» Short problem
All of the entries need to be written out again, exactly as they are.

» Materials provided
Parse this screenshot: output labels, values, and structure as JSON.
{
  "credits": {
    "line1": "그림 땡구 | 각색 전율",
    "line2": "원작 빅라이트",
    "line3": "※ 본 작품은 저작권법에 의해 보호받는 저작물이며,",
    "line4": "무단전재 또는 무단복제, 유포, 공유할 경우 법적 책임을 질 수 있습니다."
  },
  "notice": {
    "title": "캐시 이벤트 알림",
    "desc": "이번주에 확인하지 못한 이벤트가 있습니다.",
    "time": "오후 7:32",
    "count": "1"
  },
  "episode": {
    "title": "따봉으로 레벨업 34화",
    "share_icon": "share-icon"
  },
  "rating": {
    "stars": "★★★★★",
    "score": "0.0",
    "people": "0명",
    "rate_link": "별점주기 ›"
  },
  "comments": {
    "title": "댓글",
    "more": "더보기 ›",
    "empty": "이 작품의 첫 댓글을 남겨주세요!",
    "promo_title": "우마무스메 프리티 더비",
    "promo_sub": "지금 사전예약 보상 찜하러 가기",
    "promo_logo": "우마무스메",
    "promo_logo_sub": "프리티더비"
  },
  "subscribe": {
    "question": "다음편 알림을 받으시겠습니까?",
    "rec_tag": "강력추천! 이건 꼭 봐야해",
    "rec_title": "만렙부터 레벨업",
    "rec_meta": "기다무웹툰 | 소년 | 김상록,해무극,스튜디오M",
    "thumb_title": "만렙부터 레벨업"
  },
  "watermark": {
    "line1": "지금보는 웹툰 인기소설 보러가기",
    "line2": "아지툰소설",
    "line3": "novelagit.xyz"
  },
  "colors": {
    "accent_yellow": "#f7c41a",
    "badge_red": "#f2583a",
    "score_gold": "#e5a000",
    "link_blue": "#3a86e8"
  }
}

» Output below
Parse this screenshot: output labels, values, and structure as JSON.
{
  "credits": {
    "line1": "그림 땡구 | 각색 전율",
    "line2": "원작 빅라이트",
    "line3": "※ 본 작품은 저작권법에 의해 보호받는 저작물이며,",
    "line4": "무단전재 또는 무단복제, 유포, 공유할 경우 법적 책임을 질 수 있습니다."
  },
  "notice": {
    "title": "캐시 이벤트 알림",
    "desc": "이번주에 확인하지 못한 이벤트가 있습니다.",
    "time": "오후 7:32",
    "count": "1"
  },
  "episode": {
    "title": "따봉으로 레벨업 34화",
    "share_icon": "share-icon"
  },
  "rating": {
    "stars": "★★★★★",
    "score": "0.0",
    "people": "0명",
    "rate_link": "별점주기 ›"
  },
  "comments": {
    "title": "댓글",
    "more": "더보기 ›",
    "empty": "이 작품의 첫 댓글을 남겨주세요!",
    "promo_title": "우마무스메 프리티 더비",
    "promo_sub": "지금 사전예약 보상 찜하러 가기",
    "promo_logo": "우마무스메",
    "promo_logo_sub": "프리티더비"
  },
  "subscribe": {
    "question": "다음편 알림을 받으시겠습니까?",
    "rec_tag": "강력추천! 이건 꼭 봐야해",
    "rec_title": "만렙부터 레벨업",
    "rec_meta": "기다무웹툰 | 소년 | 김상록,해무극,스튜디오M",
    "thumb_title": "만렙부터 레벨업"
  },
  "watermark": {
    "line1": "지금보는 웹툰 인기소설 보러가기",
    "line2": "아지툰소설",
    "line3": "novelagit.xyz"
  },
  "colors": {
    "accent_yellow": "#f7c41a",
    "badge_red": "#f2583a",
    "score_gold": "#e5a000",
    "link_blue": "#3a86e8"
  }
}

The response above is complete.